Task goal => Which lines hold the word "Closed"? Copy each of them from the material.

Records provided =>
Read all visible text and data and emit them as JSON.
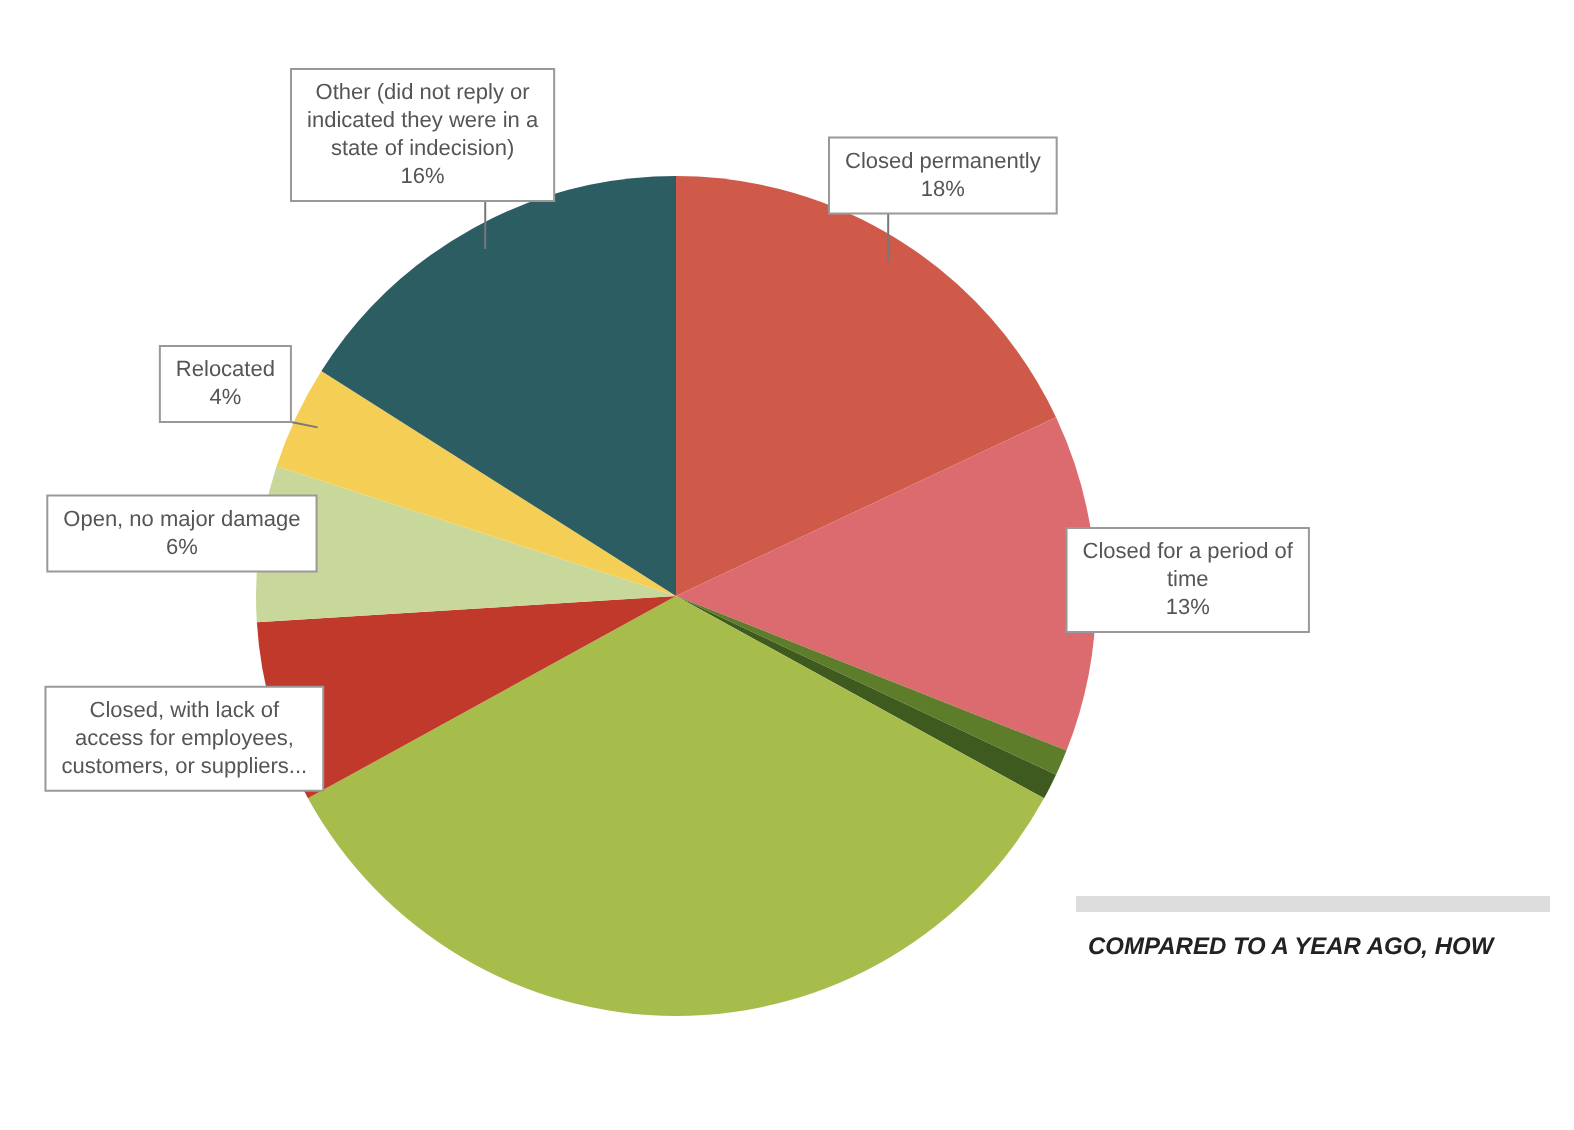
{
  "chart_data": {
    "type": "pie",
    "categories": [
      "Closed permanently",
      "Closed for a period of time",
      null,
      null,
      null,
      "Closed, with lack of access for employees, customers, or suppliers...",
      "Open, no major damage",
      "Relocated",
      "Other (did not reply or indicated they were in a state of indecision)"
    ],
    "values": [
      18,
      13,
      1,
      1,
      34,
      7,
      6,
      4,
      16
    ],
    "value_labels": [
      "18%",
      "13%",
      null,
      null,
      null,
      null,
      "6%",
      "4%",
      "16%"
    ],
    "colors": [
      "#d05a4a",
      "#db6b6e",
      "#5e7d2a",
      "#3f5a1e",
      "#a6bd4b",
      "#c0392b",
      "#c8d89a",
      "#f5cf55",
      "#2b5d63"
    ],
    "annotations": [
      "COMPARED TO A YEAR AGO, HOW"
    ],
    "legend": false
  }
}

Result of the exercise =>
      "Closed permanently",
      "Closed for a period of time",
      "Closed, with lack of access for employees, customers, or suppliers...",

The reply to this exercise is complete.